* [What you have to do]: Please give back each line of the listing, unchanged in every word.
Extracted entries below:
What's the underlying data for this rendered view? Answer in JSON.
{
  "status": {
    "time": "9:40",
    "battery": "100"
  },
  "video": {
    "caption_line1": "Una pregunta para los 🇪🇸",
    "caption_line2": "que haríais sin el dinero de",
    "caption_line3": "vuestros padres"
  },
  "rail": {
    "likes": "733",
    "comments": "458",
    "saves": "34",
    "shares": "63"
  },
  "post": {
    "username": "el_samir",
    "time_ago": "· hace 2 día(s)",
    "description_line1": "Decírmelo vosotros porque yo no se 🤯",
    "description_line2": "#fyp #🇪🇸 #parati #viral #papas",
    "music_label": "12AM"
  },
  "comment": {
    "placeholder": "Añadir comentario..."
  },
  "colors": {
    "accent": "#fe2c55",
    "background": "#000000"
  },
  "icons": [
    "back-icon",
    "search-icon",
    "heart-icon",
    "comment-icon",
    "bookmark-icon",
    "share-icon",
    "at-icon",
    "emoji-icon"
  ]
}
End of Extracted entries.
* [Task answer]:
What's the underlying data for this rendered view? Answer in JSON.
{
  "status": {
    "time": "9:40",
    "battery": "100"
  },
  "video": {
    "caption_line1": "Una pregunta para los 🇪🇸",
    "caption_line2": "que haríais sin el dinero de",
    "caption_line3": "vuestros padres"
  },
  "rail": {
    "likes": "733",
    "comments": "458",
    "saves": "34",
    "shares": "63"
  },
  "post": {
    "username": "el_samir",
    "time_ago": "· hace 2 día(s)",
    "description_line1": "Decírmelo vosotros porque yo no se 🤯",
    "description_line2": "#fyp #🇪🇸 #parati #viral #papas",
    "music_label": "12AM"
  },
  "comment": {
    "placeholder": "Añadir comentario..."
  },
  "colors": {
    "accent": "#fe2c55",
    "background": "#000000"
  },
  "icons": [
    "back-icon",
    "search-icon",
    "heart-icon",
    "comment-icon",
    "bookmark-icon",
    "share-icon",
    "at-icon",
    "emoji-icon"
  ]
}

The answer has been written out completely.